Records supplied ->
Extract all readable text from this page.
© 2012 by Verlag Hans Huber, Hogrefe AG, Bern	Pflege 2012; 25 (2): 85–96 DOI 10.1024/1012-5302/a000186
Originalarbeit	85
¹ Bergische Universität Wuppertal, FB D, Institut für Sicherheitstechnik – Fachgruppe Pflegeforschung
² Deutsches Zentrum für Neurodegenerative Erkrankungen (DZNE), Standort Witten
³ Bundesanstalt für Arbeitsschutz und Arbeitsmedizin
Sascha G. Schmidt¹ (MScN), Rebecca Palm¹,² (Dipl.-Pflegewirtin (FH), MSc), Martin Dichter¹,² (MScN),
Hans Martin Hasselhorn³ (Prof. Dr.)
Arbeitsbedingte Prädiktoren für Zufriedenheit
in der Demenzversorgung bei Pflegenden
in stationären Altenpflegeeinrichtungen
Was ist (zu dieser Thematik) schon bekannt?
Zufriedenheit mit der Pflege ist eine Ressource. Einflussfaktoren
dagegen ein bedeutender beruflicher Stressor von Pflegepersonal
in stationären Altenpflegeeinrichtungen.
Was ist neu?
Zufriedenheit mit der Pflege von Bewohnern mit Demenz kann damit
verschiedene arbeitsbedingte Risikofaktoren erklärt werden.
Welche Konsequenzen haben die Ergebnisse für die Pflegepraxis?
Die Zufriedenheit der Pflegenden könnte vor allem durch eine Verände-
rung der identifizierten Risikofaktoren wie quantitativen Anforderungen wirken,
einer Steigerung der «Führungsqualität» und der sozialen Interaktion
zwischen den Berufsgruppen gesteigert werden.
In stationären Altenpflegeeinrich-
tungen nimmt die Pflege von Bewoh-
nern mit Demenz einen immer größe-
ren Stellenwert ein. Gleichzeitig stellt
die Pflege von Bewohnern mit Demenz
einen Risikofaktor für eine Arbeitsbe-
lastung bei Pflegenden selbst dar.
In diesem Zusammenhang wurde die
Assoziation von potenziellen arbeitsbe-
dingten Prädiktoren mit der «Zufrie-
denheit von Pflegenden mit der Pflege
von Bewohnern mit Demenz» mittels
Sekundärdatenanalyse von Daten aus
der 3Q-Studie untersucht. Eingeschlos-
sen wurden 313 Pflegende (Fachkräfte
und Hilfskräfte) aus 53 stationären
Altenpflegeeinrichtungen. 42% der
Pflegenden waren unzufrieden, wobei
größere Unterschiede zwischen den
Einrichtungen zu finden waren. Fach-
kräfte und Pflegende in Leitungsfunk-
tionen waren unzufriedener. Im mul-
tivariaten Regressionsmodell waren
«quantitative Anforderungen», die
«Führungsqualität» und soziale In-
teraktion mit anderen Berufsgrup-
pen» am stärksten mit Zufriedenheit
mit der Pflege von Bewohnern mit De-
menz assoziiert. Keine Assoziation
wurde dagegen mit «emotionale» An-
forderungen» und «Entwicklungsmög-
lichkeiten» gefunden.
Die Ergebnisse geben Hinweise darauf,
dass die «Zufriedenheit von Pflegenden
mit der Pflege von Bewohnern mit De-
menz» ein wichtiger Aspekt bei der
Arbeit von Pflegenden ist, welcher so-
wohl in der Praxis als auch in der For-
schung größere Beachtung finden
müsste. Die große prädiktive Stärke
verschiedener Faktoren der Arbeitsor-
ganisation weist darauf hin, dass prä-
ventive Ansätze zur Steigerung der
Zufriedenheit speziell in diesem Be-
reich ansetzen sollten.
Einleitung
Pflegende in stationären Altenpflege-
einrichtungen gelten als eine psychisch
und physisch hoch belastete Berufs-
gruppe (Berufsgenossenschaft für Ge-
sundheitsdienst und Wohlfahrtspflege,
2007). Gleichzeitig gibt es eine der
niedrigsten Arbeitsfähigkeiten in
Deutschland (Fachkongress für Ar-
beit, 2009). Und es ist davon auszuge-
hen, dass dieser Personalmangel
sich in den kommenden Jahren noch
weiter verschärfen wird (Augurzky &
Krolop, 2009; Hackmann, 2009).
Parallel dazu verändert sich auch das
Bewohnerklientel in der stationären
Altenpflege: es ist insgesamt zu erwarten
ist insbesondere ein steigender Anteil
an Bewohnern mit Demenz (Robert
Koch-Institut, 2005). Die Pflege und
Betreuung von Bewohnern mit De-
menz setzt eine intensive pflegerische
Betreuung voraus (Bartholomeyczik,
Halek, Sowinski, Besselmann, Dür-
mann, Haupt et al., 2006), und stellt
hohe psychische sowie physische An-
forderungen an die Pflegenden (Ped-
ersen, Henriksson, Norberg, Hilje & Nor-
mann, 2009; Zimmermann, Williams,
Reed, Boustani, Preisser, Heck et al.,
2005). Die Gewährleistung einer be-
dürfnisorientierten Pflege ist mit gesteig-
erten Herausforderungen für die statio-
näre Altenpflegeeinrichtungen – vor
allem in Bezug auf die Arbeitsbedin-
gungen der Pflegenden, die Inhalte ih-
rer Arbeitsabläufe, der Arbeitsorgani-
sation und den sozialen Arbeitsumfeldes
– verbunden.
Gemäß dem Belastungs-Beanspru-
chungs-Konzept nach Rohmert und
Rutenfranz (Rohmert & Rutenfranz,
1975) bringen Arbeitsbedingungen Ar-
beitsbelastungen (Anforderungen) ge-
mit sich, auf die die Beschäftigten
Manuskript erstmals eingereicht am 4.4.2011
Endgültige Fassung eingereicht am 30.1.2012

* * *

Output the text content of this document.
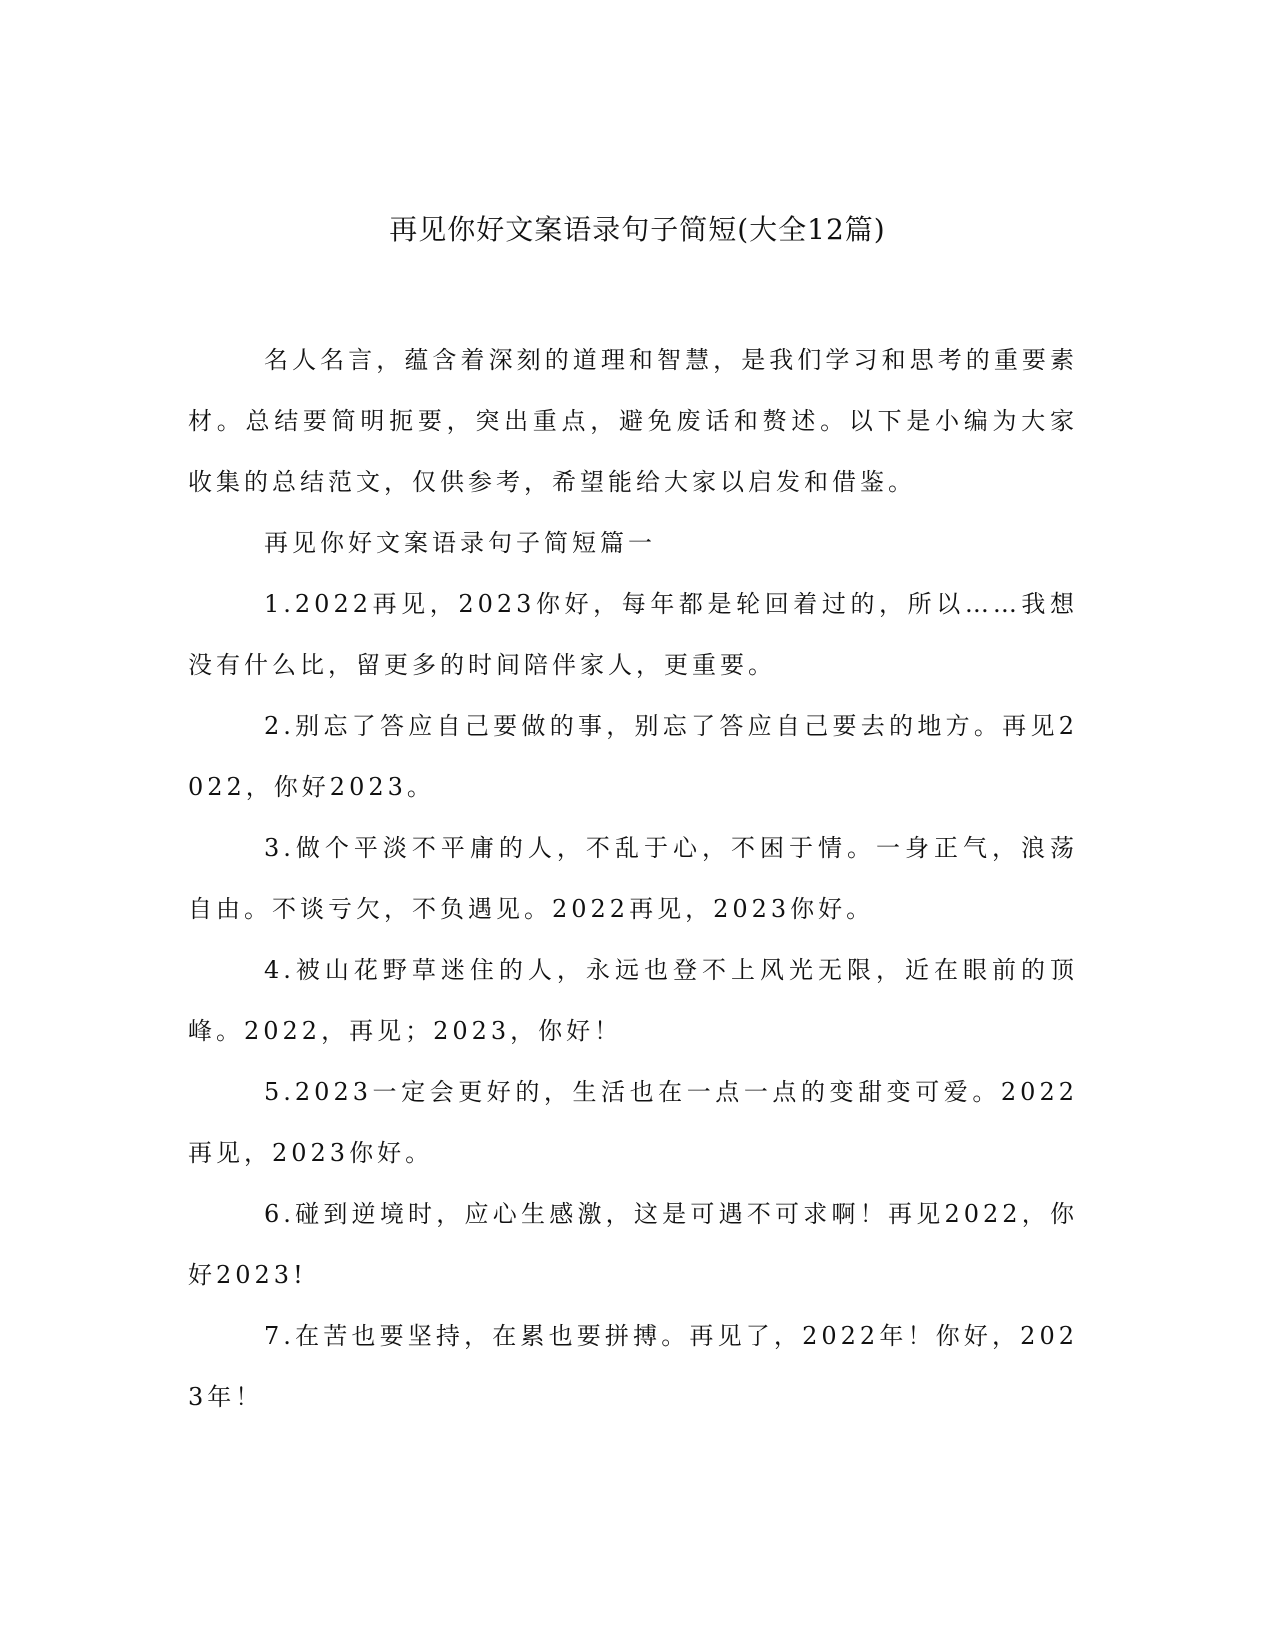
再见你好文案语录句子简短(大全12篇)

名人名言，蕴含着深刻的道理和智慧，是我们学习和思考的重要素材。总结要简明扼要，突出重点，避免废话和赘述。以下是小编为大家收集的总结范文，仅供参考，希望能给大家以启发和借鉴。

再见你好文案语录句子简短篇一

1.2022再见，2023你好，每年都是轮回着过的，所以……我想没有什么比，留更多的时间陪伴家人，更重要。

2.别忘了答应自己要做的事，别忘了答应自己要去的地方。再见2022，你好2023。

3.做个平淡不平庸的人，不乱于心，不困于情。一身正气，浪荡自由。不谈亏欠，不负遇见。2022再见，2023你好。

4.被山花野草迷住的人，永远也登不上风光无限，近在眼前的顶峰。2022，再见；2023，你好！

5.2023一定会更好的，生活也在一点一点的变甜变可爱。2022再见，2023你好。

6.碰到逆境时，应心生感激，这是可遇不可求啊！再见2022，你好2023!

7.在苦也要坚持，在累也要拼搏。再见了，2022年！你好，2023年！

Problem details -> Where a line in the entries holds the word "dagegen", copy that line.

Finished task ->
dagegen ein bedeutender beruflicher Stressor von Pflegepersonal
wurde dagegen mit «emotionale» An-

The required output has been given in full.